**What is expected**
Note each line that includes the word "dash". Copy those lines.

§

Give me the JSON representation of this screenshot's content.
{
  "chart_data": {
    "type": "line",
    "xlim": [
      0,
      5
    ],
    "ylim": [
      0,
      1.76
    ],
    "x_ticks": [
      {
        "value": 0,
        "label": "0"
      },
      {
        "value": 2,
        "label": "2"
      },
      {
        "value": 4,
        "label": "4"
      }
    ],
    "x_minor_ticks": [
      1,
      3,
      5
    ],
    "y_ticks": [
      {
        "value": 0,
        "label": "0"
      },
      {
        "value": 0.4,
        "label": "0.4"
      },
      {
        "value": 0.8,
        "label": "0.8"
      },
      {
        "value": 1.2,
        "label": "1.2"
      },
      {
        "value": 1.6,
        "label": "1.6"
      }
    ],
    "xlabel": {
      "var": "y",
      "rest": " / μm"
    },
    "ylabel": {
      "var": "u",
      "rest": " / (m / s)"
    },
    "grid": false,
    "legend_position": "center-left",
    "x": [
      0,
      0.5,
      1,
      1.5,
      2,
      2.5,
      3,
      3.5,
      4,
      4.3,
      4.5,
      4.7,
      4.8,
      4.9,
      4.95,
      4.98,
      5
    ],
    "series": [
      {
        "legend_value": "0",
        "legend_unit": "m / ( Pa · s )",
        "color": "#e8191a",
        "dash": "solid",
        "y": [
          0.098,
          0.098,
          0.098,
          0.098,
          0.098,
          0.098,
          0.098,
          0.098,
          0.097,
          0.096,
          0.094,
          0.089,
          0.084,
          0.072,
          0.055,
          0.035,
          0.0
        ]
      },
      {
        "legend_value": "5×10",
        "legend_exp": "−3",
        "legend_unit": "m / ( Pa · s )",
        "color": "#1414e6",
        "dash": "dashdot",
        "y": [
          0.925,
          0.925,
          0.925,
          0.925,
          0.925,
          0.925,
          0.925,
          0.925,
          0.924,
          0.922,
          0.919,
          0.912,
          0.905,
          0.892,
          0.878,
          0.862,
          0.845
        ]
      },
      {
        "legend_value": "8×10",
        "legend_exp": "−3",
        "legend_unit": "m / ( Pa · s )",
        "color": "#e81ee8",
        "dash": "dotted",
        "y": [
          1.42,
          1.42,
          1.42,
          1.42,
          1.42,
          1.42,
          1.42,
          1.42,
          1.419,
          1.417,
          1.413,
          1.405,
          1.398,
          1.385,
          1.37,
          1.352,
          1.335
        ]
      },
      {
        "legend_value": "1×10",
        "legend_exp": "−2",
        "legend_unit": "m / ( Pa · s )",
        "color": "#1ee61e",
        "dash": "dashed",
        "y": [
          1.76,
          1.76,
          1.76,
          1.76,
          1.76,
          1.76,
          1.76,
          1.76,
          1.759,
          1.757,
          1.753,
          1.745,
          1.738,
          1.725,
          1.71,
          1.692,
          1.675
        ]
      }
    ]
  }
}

§

**Result**
        "dash": "solid",
        "dash": "dashdot",
        "dash": "dotted",
        "dash": "dashed",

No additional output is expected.